╭──
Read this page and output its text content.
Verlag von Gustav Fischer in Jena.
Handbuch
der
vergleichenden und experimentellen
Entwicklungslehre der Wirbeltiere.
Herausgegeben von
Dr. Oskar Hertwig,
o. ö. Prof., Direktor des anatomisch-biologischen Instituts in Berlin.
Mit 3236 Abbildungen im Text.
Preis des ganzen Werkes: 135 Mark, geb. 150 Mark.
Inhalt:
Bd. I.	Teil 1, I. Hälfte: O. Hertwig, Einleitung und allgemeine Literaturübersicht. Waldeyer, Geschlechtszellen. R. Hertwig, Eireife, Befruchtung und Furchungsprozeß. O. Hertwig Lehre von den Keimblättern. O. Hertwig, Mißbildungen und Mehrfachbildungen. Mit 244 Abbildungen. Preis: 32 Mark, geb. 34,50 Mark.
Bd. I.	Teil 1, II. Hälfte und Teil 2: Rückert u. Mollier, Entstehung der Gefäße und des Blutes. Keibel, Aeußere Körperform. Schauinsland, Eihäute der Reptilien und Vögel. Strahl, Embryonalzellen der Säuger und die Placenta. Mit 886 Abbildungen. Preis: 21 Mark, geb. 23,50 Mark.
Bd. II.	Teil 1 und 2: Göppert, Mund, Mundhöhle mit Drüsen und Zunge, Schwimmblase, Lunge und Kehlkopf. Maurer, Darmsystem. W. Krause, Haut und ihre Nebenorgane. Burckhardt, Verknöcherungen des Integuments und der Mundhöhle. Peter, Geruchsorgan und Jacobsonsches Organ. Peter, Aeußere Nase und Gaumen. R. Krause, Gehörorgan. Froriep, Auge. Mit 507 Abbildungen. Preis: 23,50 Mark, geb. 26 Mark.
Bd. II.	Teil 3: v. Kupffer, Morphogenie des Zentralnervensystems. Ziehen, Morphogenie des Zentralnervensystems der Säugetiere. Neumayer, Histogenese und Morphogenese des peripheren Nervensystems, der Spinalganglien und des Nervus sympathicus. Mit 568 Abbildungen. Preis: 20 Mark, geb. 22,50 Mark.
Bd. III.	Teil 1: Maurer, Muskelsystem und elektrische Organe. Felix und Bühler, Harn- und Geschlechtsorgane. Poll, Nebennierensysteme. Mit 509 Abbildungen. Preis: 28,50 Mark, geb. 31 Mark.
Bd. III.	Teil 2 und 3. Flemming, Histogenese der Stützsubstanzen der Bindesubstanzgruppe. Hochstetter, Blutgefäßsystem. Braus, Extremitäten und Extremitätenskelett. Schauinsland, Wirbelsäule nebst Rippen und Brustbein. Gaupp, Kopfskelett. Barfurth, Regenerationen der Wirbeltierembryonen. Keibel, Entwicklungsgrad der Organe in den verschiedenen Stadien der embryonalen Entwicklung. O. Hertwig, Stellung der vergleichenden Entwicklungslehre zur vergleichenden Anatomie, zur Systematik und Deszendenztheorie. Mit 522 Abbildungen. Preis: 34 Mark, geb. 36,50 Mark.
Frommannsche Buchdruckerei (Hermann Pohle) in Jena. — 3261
╰──
Nothing in the material should be left out; output it exactly.

EXERCISE OUTPUT =>
Read this page and output its text content.
Verlag von Gustav Fischer in Jena.
Handbuch
der
vergleichenden und experimentellen
Entwicklungslehre der Wirbeltiere.
Herausgegeben von
Dr. Oskar Hertwig,
o. ö. Prof., Direktor des anatomisch-biologischen Instituts in Berlin.
Mit 3236 Abbildungen im Text.
Preis des ganzen Werkes: 135 Mark, geb. 150 Mark.
Inhalt:
Bd. I.	Teil 1, I. Hälfte: O. Hertwig, Einleitung und allgemeine Literaturübersicht. Waldeyer, Geschlechtszellen. R. Hertwig, Eireife, Befruchtung und Furchungsprozeß. O. Hertwig Lehre von den Keimblättern. O. Hertwig, Mißbildungen und Mehrfachbildungen. Mit 244 Abbildungen. Preis: 32 Mark, geb. 34,50 Mark.
Bd. I.	Teil 1, II. Hälfte und Teil 2: Rückert u. Mollier, Entstehung der Gefäße und des Blutes. Keibel, Aeußere Körperform. Schauinsland, Eihäute der Reptilien und Vögel. Strahl, Embryonalzellen der Säuger und die Placenta. Mit 886 Abbildungen. Preis: 21 Mark, geb. 23,50 Mark.
Bd. II.	Teil 1 und 2: Göppert, Mund, Mundhöhle mit Drüsen und Zunge, Schwimmblase, Lunge und Kehlkopf. Maurer, Darmsystem. W. Krause, Haut und ihre Nebenorgane. Burckhardt, Verknöcherungen des Integuments und der Mundhöhle. Peter, Geruchsorgan und Jacobsonsches Organ. Peter, Aeußere Nase und Gaumen. R. Krause, Gehörorgan. Froriep, Auge. Mit 507 Abbildungen. Preis: 23,50 Mark, geb. 26 Mark.
Bd. II.	Teil 3: v. Kupffer, Morphogenie des Zentralnervensystems. Ziehen, Morphogenie des Zentralnervensystems der Säugetiere. Neumayer, Histogenese und Morphogenese des peripheren Nervensystems, der Spinalganglien und des Nervus sympathicus. Mit 568 Abbildungen. Preis: 20 Mark, geb. 22,50 Mark.
Bd. III.	Teil 1: Maurer, Muskelsystem und elektrische Organe. Felix und Bühler, Harn- und Geschlechtsorgane. Poll, Nebennierensysteme. Mit 509 Abbildungen. Preis: 28,50 Mark, geb. 31 Mark.
Bd. III.	Teil 2 und 3. Flemming, Histogenese der Stützsubstanzen der Bindesubstanzgruppe. Hochstetter, Blutgefäßsystem. Braus, Extremitäten und Extremitätenskelett. Schauinsland, Wirbelsäule nebst Rippen und Brustbein. Gaupp, Kopfskelett. Barfurth, Regenerationen der Wirbeltierembryonen. Keibel, Entwicklungsgrad der Organe in den verschiedenen Stadien der embryonalen Entwicklung. O. Hertwig, Stellung der vergleichenden Entwicklungslehre zur vergleichenden Anatomie, zur Systematik und Deszendenztheorie. Mit 522 Abbildungen. Preis: 34 Mark, geb. 36,50 Mark.
Frommannsche Buchdruckerei (Hermann Pohle) in Jena. — 3261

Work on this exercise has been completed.